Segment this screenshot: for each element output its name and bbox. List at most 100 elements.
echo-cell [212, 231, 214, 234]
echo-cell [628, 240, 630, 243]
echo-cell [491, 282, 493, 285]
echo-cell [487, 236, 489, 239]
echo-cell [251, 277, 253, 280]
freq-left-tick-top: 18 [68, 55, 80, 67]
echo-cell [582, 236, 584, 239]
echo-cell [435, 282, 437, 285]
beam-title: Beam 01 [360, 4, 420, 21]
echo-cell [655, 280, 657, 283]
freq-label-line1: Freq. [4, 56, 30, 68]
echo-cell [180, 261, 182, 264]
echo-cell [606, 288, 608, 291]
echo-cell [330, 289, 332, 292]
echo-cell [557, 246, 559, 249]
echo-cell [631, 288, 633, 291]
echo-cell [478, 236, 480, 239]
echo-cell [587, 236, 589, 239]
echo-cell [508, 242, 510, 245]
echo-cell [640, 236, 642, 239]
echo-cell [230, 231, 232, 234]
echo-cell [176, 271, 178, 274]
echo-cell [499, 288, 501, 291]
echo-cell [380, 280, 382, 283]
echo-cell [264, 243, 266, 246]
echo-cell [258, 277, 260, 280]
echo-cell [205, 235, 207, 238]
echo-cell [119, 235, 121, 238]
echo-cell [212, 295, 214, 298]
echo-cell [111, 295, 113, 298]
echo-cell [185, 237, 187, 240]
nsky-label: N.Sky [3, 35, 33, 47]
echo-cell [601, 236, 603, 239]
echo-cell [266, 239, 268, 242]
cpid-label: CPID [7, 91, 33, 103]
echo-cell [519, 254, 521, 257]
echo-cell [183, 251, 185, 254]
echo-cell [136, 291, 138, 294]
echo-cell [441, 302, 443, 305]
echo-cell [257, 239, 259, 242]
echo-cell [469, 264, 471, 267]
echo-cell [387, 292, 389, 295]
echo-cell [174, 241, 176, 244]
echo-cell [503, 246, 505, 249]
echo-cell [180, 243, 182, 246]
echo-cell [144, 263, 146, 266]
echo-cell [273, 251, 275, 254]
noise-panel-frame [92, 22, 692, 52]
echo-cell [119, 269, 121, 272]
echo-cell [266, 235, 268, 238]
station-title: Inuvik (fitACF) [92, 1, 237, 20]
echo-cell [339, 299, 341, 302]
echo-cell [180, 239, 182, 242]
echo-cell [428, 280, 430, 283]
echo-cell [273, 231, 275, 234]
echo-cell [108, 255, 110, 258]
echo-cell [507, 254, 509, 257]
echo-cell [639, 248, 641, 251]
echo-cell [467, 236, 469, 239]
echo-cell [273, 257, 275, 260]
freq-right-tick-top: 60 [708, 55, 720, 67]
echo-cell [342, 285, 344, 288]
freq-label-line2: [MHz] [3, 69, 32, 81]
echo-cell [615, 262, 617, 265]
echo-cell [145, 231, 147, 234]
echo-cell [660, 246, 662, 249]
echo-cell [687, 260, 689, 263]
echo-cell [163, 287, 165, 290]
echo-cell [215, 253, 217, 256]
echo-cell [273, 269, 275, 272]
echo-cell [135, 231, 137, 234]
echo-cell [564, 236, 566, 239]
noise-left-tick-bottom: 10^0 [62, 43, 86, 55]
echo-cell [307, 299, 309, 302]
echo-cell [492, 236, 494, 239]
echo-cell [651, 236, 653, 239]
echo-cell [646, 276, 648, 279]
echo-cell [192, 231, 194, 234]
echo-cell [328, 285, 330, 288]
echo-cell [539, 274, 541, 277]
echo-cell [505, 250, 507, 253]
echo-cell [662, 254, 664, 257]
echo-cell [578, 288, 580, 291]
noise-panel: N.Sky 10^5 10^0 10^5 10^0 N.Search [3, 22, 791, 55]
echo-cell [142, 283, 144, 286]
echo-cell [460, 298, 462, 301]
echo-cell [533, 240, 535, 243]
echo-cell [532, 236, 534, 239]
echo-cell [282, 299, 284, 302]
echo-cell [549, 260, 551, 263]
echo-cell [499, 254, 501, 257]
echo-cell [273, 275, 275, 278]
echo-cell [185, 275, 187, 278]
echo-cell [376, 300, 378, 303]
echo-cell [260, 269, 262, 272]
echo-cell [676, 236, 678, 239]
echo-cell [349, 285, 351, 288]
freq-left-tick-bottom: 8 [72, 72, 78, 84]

^^^^^^^^

- [What is expected] Copy out all of the material above word for word, keeping every line in its original order.

- [Exercise answer]
Segment this screenshot: for each element output its name and bbox. List at most 100 elements.
echo-cell [212, 231, 214, 234]
echo-cell [628, 240, 630, 243]
echo-cell [491, 282, 493, 285]
echo-cell [487, 236, 489, 239]
echo-cell [251, 277, 253, 280]
freq-left-tick-top: 18 [68, 55, 80, 67]
echo-cell [582, 236, 584, 239]
echo-cell [435, 282, 437, 285]
beam-title: Beam 01 [360, 4, 420, 21]
echo-cell [655, 280, 657, 283]
freq-label-line1: Freq. [4, 56, 30, 68]
echo-cell [180, 261, 182, 264]
echo-cell [606, 288, 608, 291]
echo-cell [330, 289, 332, 292]
echo-cell [557, 246, 559, 249]
echo-cell [631, 288, 633, 291]
echo-cell [478, 236, 480, 239]
echo-cell [587, 236, 589, 239]
echo-cell [508, 242, 510, 245]
echo-cell [640, 236, 642, 239]
echo-cell [230, 231, 232, 234]
echo-cell [176, 271, 178, 274]
echo-cell [499, 288, 501, 291]
echo-cell [380, 280, 382, 283]
echo-cell [264, 243, 266, 246]
echo-cell [258, 277, 260, 280]
echo-cell [205, 235, 207, 238]
echo-cell [119, 235, 121, 238]
echo-cell [212, 295, 214, 298]
echo-cell [111, 295, 113, 298]
echo-cell [185, 237, 187, 240]
nsky-label: N.Sky [3, 35, 33, 47]
echo-cell [601, 236, 603, 239]
echo-cell [266, 239, 268, 242]
cpid-label: CPID [7, 91, 33, 103]
echo-cell [519, 254, 521, 257]
echo-cell [183, 251, 185, 254]
echo-cell [136, 291, 138, 294]
echo-cell [441, 302, 443, 305]
echo-cell [257, 239, 259, 242]
echo-cell [469, 264, 471, 267]
echo-cell [387, 292, 389, 295]
echo-cell [174, 241, 176, 244]
echo-cell [503, 246, 505, 249]
echo-cell [180, 243, 182, 246]
echo-cell [144, 263, 146, 266]
echo-cell [273, 251, 275, 254]
noise-panel-frame [92, 22, 692, 52]
echo-cell [119, 269, 121, 272]
echo-cell [266, 235, 268, 238]
station-title: Inuvik (fitACF) [92, 1, 237, 20]
echo-cell [339, 299, 341, 302]
echo-cell [180, 239, 182, 242]
echo-cell [428, 280, 430, 283]
echo-cell [273, 231, 275, 234]
echo-cell [108, 255, 110, 258]
echo-cell [507, 254, 509, 257]
echo-cell [639, 248, 641, 251]
echo-cell [467, 236, 469, 239]
echo-cell [273, 257, 275, 260]
freq-right-tick-top: 60 [708, 55, 720, 67]
echo-cell [342, 285, 344, 288]
freq-label-line2: [MHz] [3, 69, 32, 81]
echo-cell [615, 262, 617, 265]
echo-cell [145, 231, 147, 234]
echo-cell [660, 246, 662, 249]
echo-cell [687, 260, 689, 263]
echo-cell [163, 287, 165, 290]
echo-cell [215, 253, 217, 256]
echo-cell [273, 269, 275, 272]
echo-cell [135, 231, 137, 234]
echo-cell [564, 236, 566, 239]
noise-left-tick-bottom: 10^0 [62, 43, 86, 55]
echo-cell [307, 299, 309, 302]
echo-cell [492, 236, 494, 239]
echo-cell [651, 236, 653, 239]
echo-cell [646, 276, 648, 279]
echo-cell [192, 231, 194, 234]
echo-cell [328, 285, 330, 288]
echo-cell [539, 274, 541, 277]
echo-cell [505, 250, 507, 253]
echo-cell [662, 254, 664, 257]
echo-cell [578, 288, 580, 291]
noise-panel: N.Sky 10^5 10^0 10^5 10^0 N.Search [3, 22, 791, 55]
echo-cell [142, 283, 144, 286]
echo-cell [460, 298, 462, 301]
echo-cell [533, 240, 535, 243]
echo-cell [532, 236, 534, 239]
echo-cell [282, 299, 284, 302]
echo-cell [549, 260, 551, 263]
echo-cell [499, 254, 501, 257]
echo-cell [273, 275, 275, 278]
echo-cell [185, 275, 187, 278]
echo-cell [376, 300, 378, 303]
echo-cell [260, 269, 262, 272]
echo-cell [676, 236, 678, 239]
echo-cell [349, 285, 351, 288]
freq-left-tick-bottom: 8 [72, 72, 78, 84]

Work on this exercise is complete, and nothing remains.